__Request__. Return a copy of every line in the records that includes the word "United".

Extracted data entries
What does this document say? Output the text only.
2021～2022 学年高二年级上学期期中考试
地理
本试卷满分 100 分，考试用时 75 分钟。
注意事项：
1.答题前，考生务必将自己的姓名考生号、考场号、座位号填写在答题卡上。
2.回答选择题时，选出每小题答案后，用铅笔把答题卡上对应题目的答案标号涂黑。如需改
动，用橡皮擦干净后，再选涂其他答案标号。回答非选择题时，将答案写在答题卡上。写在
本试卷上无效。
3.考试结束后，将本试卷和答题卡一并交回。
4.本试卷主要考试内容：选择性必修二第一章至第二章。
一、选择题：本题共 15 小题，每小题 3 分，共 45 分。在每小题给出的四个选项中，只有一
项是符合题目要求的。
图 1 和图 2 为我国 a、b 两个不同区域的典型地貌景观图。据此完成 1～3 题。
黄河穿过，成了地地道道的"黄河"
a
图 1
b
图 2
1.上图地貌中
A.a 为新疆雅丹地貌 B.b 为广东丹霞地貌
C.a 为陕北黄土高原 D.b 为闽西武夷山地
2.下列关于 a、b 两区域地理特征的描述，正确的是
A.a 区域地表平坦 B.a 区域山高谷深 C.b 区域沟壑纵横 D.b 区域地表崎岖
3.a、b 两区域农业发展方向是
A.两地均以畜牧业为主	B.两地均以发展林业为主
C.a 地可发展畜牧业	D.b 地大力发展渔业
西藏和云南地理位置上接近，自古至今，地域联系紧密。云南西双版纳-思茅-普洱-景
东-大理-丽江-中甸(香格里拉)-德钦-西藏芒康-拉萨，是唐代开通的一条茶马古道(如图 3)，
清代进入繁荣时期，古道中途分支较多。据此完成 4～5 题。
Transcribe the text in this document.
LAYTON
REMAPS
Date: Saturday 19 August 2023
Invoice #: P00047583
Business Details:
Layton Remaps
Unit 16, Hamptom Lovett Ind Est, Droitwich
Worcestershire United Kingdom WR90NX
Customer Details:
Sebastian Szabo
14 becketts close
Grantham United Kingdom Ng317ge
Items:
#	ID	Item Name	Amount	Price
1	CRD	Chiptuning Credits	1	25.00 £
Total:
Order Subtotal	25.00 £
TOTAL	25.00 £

__Response to this task__.
Worcestershire United Kingdom WR90NX
Grantham United Kingdom Ng317ge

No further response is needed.